* [Exercise details]: List all lines of the data containing the word "Hour".

* [Dataset rows]:
---
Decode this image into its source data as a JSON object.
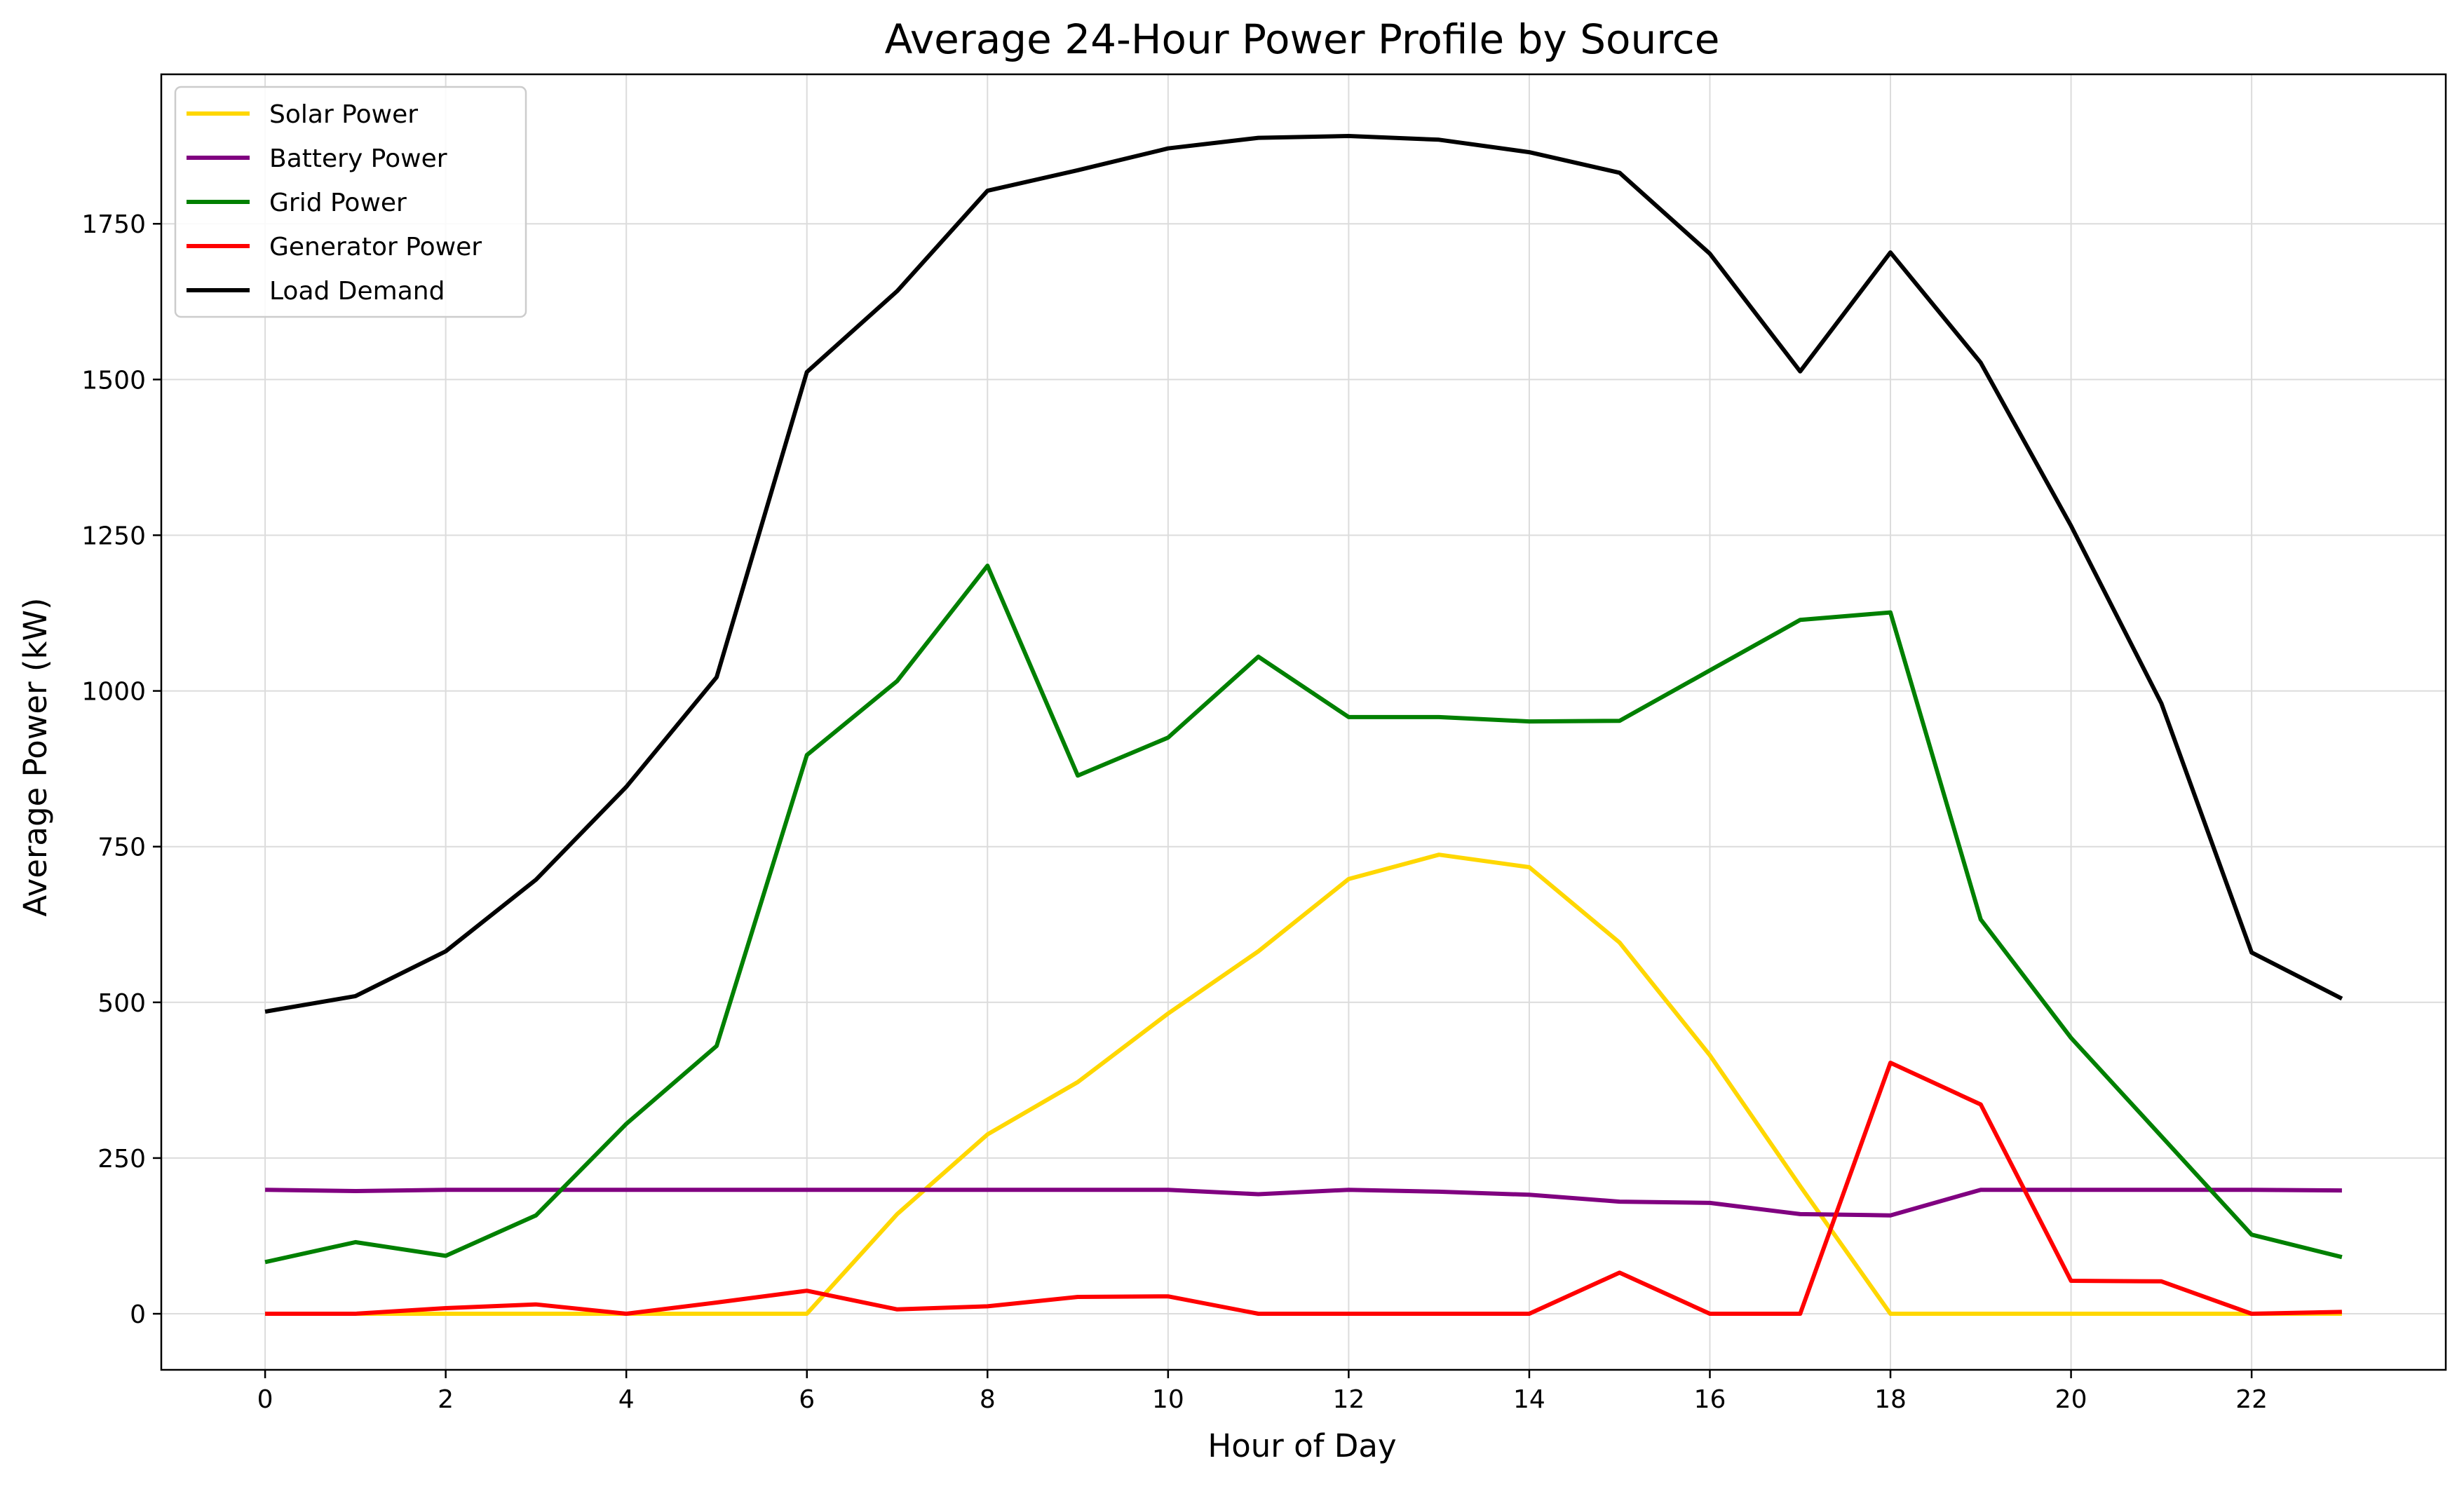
{
  "chart_data": {
    "type": "line",
    "title": "Average 24-Hour Power Profile by Source",
    "xlabel": "Hour of Day",
    "ylabel": "Average Power (kW)",
    "xlim": [
      -1.15,
      24.15
    ],
    "ylim": [
      -90,
      1990
    ],
    "x_ticks": [
      0,
      2,
      4,
      6,
      8,
      10,
      12,
      14,
      16,
      18,
      20,
      22
    ],
    "y_ticks": [
      0,
      250,
      500,
      750,
      1000,
      1250,
      1500,
      1750
    ],
    "grid": true,
    "legend_position": "top-left",
    "x": [
      0,
      1,
      2,
      3,
      4,
      5,
      6,
      7,
      8,
      9,
      10,
      11,
      12,
      13,
      14,
      15,
      16,
      17,
      18,
      19,
      20,
      21,
      22,
      23
    ],
    "series": [
      {
        "name": "Solar Power",
        "color": "#FFD700",
        "values": [
          0,
          0,
          0,
          0,
          0,
          0,
          0,
          160,
          288,
          372,
          482,
          582,
          698,
          737,
          717,
          596,
          415,
          205,
          0,
          0,
          0,
          0,
          0,
          0
        ]
      },
      {
        "name": "Battery Power",
        "color": "#800080",
        "values": [
          199,
          197,
          199,
          199,
          199,
          199,
          199,
          199,
          199,
          199,
          199,
          192,
          199,
          196,
          191,
          180,
          178,
          160,
          158,
          199,
          199,
          199,
          199,
          198
        ]
      },
      {
        "name": "Grid Power",
        "color": "#008000",
        "values": [
          83,
          115,
          93,
          158,
          305,
          430,
          897,
          1016,
          1201,
          864,
          925,
          1055,
          958,
          958,
          951,
          952,
          1033,
          1114,
          1126,
          633,
          443,
          285,
          127,
          91
        ]
      },
      {
        "name": "Generator Power",
        "color": "#FF0000",
        "values": [
          0,
          0,
          9,
          15,
          0,
          18,
          37,
          7,
          12,
          27,
          28,
          0,
          0,
          0,
          0,
          66,
          0,
          0,
          403,
          336,
          53,
          52,
          0,
          3
        ]
      },
      {
        "name": "Load Demand",
        "color": "#000000",
        "values": [
          485,
          510,
          582,
          697,
          846,
          1022,
          1512,
          1642,
          1803,
          1836,
          1871,
          1888,
          1891,
          1885,
          1865,
          1832,
          1702,
          1513,
          1704,
          1527,
          1265,
          980,
          580,
          506
        ]
      }
    ]
  }
}
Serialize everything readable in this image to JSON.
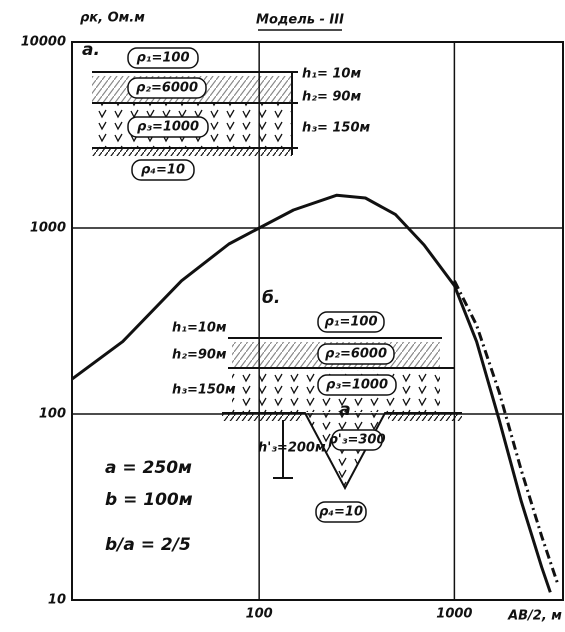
{
  "chart_data": {
    "type": "line",
    "title": "Модель - III",
    "y_label": "ρк, Ом.м",
    "x_label": "AB/2, м",
    "xscale": "log",
    "yscale": "log",
    "grid": true,
    "xlim": [
      11,
      3600
    ],
    "ylim": [
      10,
      10000
    ],
    "xticks": [
      100,
      1000
    ],
    "yticks": [
      10,
      100,
      1000,
      10000
    ],
    "series": [
      {
        "color": "#111111",
        "dash": "solid",
        "x": [
          11,
          20,
          40,
          70,
          100,
          150,
          250,
          350,
          500,
          700,
          1000,
          1300,
          1700,
          2200,
          2800,
          3100
        ],
        "values": [
          154,
          245,
          520,
          820,
          1000,
          1250,
          1500,
          1450,
          1180,
          810,
          490,
          245,
          92,
          34,
          15,
          11
        ]
      },
      {
        "color": "#111111",
        "dash": "dashdot",
        "x": [
          1000,
          1300,
          1700,
          2200,
          2800,
          3400
        ],
        "values": [
          520,
          300,
          130,
          50,
          22,
          12
        ]
      }
    ],
    "annotations": {
      "a": [
        "а.",
        "ρ₁=100",
        "ρ₂=6000",
        "ρ₃=1000",
        "ρ₄=10",
        "h₁= 10м",
        "h₂= 90м",
        "h₃= 150м"
      ],
      "b": [
        "б.",
        "h₁=10м",
        "h₂=90м",
        "h₃=150м",
        "h'₃=200м",
        "ρ₁=100",
        "ρ₂=6000",
        "ρ₃=1000",
        "a",
        "ρ'₃=300",
        "ρ₄=10"
      ],
      "params": [
        "a = 250м",
        "b = 100м",
        "b/a = 2/5"
      ]
    }
  }
}
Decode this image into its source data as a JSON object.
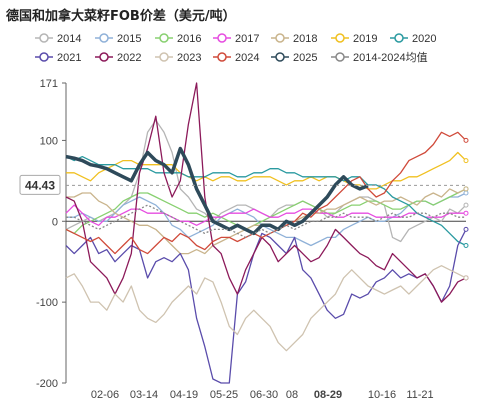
{
  "title": "德国和加拿大菜籽FOB价差（美元/吨）",
  "cursor": {
    "value_label": "44.43",
    "date_label": "08-29"
  },
  "chart_data": {
    "type": "line",
    "title": "德国和加拿大菜籽FOB价差（美元/吨）",
    "ylim": [
      -200,
      171
    ],
    "yticks": [
      171,
      100,
      0,
      -100,
      -200
    ],
    "xticks": [
      "02-06",
      "03-14",
      "04-19",
      "05-25",
      "06-30",
      "08",
      "08-29",
      "10-16",
      "11-21"
    ],
    "grid": false,
    "legend_position": "top",
    "series": [
      {
        "name": "2014",
        "color": "#b5b5b5",
        "values": [
          -10,
          -5,
          0,
          5,
          0,
          5,
          10,
          20,
          30,
          60,
          110,
          125,
          110,
          85,
          40,
          30,
          15,
          10,
          0,
          10,
          15,
          20,
          20,
          15,
          10,
          5,
          15,
          20,
          20,
          25,
          20,
          15,
          5,
          10,
          20,
          25,
          30,
          30,
          25,
          20,
          -20,
          -25,
          -10,
          -5,
          0,
          5,
          0,
          15,
          10,
          20
        ]
      },
      {
        "name": "2015",
        "color": "#8fb1d8",
        "values": [
          5,
          5,
          10,
          5,
          0,
          0,
          10,
          20,
          25,
          30,
          25,
          20,
          10,
          -5,
          -10,
          -20,
          -15,
          -10,
          -5,
          5,
          10,
          15,
          10,
          5,
          -5,
          -10,
          -15,
          -20,
          -20,
          -25,
          -30,
          -25,
          -20,
          -20,
          -10,
          -5,
          0,
          5,
          0,
          0,
          5,
          10,
          20,
          25,
          25,
          20,
          25,
          30,
          30,
          35
        ]
      },
      {
        "name": "2016",
        "color": "#88d070",
        "values": [
          -10,
          -15,
          -5,
          0,
          5,
          10,
          15,
          25,
          30,
          35,
          35,
          30,
          25,
          20,
          15,
          10,
          10,
          5,
          10,
          5,
          0,
          -5,
          -10,
          -5,
          0,
          5,
          10,
          15,
          20,
          25,
          20,
          15,
          10,
          10,
          15,
          20,
          20,
          25,
          25,
          20,
          15,
          15,
          20,
          25,
          25,
          20,
          25,
          30,
          35,
          40
        ]
      },
      {
        "name": "2017",
        "color": "#e64ce0",
        "values": [
          10,
          20,
          10,
          0,
          -5,
          5,
          5,
          10,
          15,
          15,
          10,
          10,
          10,
          5,
          0,
          0,
          -5,
          0,
          5,
          5,
          10,
          10,
          10,
          15,
          10,
          5,
          5,
          10,
          10,
          15,
          15,
          10,
          10,
          5,
          5,
          10,
          10,
          10,
          5,
          5,
          5,
          5,
          10,
          10,
          5,
          5,
          5,
          10,
          10,
          10
        ]
      },
      {
        "name": "2018",
        "color": "#c9b48c",
        "values": [
          30,
          30,
          35,
          35,
          25,
          20,
          10,
          5,
          0,
          -5,
          -5,
          -10,
          -20,
          -30,
          -40,
          -40,
          -35,
          -40,
          -30,
          -25,
          -20,
          -15,
          -10,
          -5,
          -5,
          -5,
          -10,
          -5,
          0,
          5,
          10,
          10,
          15,
          15,
          20,
          25,
          30,
          25,
          20,
          25,
          25,
          30,
          25,
          20,
          30,
          35,
          30,
          40,
          35,
          40
        ]
      },
      {
        "name": "2019",
        "color": "#f0c020",
        "values": [
          60,
          60,
          55,
          50,
          60,
          65,
          70,
          75,
          75,
          70,
          70,
          70,
          70,
          70,
          60,
          55,
          50,
          55,
          50,
          55,
          55,
          50,
          50,
          55,
          55,
          55,
          50,
          45,
          50,
          50,
          55,
          50,
          55,
          55,
          50,
          45,
          45,
          40,
          40,
          45,
          50,
          50,
          55,
          55,
          60,
          65,
          70,
          75,
          85,
          75
        ]
      },
      {
        "name": "2020",
        "color": "#2a9aa0",
        "values": [
          80,
          75,
          80,
          75,
          70,
          70,
          70,
          65,
          65,
          65,
          65,
          60,
          60,
          60,
          60,
          55,
          55,
          55,
          60,
          60,
          60,
          55,
          55,
          60,
          60,
          65,
          65,
          60,
          60,
          55,
          55,
          55,
          55,
          55,
          50,
          55,
          55,
          45,
          45,
          40,
          30,
          25,
          20,
          10,
          5,
          0,
          -5,
          -15,
          -25,
          -30
        ]
      },
      {
        "name": "2021",
        "color": "#5a4cab",
        "values": [
          -30,
          -40,
          -30,
          -20,
          -40,
          -35,
          -50,
          -40,
          -30,
          -35,
          -70,
          -50,
          -45,
          -50,
          -40,
          -60,
          -120,
          -155,
          -195,
          -200,
          -200,
          -90,
          -75,
          -40,
          -15,
          -20,
          -30,
          -40,
          -20,
          -60,
          -70,
          -90,
          -110,
          -120,
          -115,
          -90,
          -95,
          -90,
          -75,
          -70,
          -60,
          -70,
          -65,
          -70,
          -65,
          -80,
          -100,
          -80,
          -30,
          -10
        ]
      },
      {
        "name": "2022",
        "color": "#8c1a5a",
        "values": [
          30,
          25,
          0,
          -50,
          -60,
          -70,
          -90,
          -70,
          -40,
          60,
          90,
          130,
          60,
          30,
          50,
          120,
          171,
          30,
          -30,
          -40,
          -70,
          -90,
          -60,
          -40,
          -20,
          -30,
          -50,
          -40,
          -30,
          -40,
          -50,
          -45,
          -30,
          -10,
          -20,
          -30,
          -40,
          -45,
          -55,
          -60,
          -40,
          -50,
          -60,
          -70,
          -65,
          -80,
          -100,
          -90,
          -75,
          -70
        ]
      },
      {
        "name": "2023",
        "color": "#cfc3b0",
        "values": [
          -70,
          -65,
          -80,
          -100,
          -100,
          -110,
          -90,
          -100,
          -80,
          -110,
          -120,
          -125,
          -115,
          -100,
          -90,
          -80,
          -90,
          -70,
          -75,
          -100,
          -130,
          -140,
          -120,
          -110,
          -120,
          -130,
          -150,
          -160,
          -150,
          -140,
          -120,
          -110,
          -100,
          -90,
          -70,
          -60,
          -70,
          -80,
          -85,
          -90,
          -85,
          -80,
          -90,
          -80,
          -70,
          -60,
          -55,
          -60,
          -65,
          -70
        ]
      },
      {
        "name": "2024",
        "color": "#d04a3a",
        "values": [
          -10,
          -15,
          -20,
          -25,
          -20,
          -30,
          -40,
          -30,
          -20,
          -35,
          -40,
          -30,
          -20,
          -25,
          -15,
          -20,
          -30,
          -35,
          -25,
          -20,
          -20,
          -25,
          -20,
          -15,
          -20,
          -15,
          -10,
          -5,
          0,
          10,
          5,
          15,
          20,
          30,
          40,
          50,
          55,
          40,
          30,
          35,
          50,
          60,
          75,
          80,
          85,
          95,
          110,
          105,
          110,
          100
        ]
      },
      {
        "name": "2025",
        "color": "#2e4a5a",
        "values": [
          80,
          78,
          75,
          70,
          68,
          65,
          60,
          55,
          50,
          70,
          85,
          75,
          70,
          60,
          90,
          70,
          40,
          20,
          0,
          -5,
          -10,
          -5,
          -10,
          -15,
          -5,
          -5,
          -10,
          0,
          -5,
          0,
          10,
          20,
          30,
          45,
          55,
          45,
          40,
          44
        ]
      },
      {
        "name": "2014-2024均值",
        "color": "#888888",
        "values": [
          5,
          5,
          0,
          -5,
          -10,
          -5,
          0,
          5,
          10,
          15,
          20,
          15,
          10,
          5,
          0,
          -5,
          -10,
          -15,
          -10,
          -10,
          -10,
          -15,
          -20,
          -15,
          -10,
          -15,
          -10,
          -5,
          -10,
          -5,
          0,
          0,
          5,
          5,
          10,
          5,
          5,
          5,
          0,
          5,
          10,
          5,
          5,
          10,
          10,
          5,
          10,
          10,
          5,
          5
        ]
      }
    ]
  }
}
---
* [Solved problem]:
    "title": "Average 24-Hour Power Profile by Source",
    "xlabel": "Hour of Day",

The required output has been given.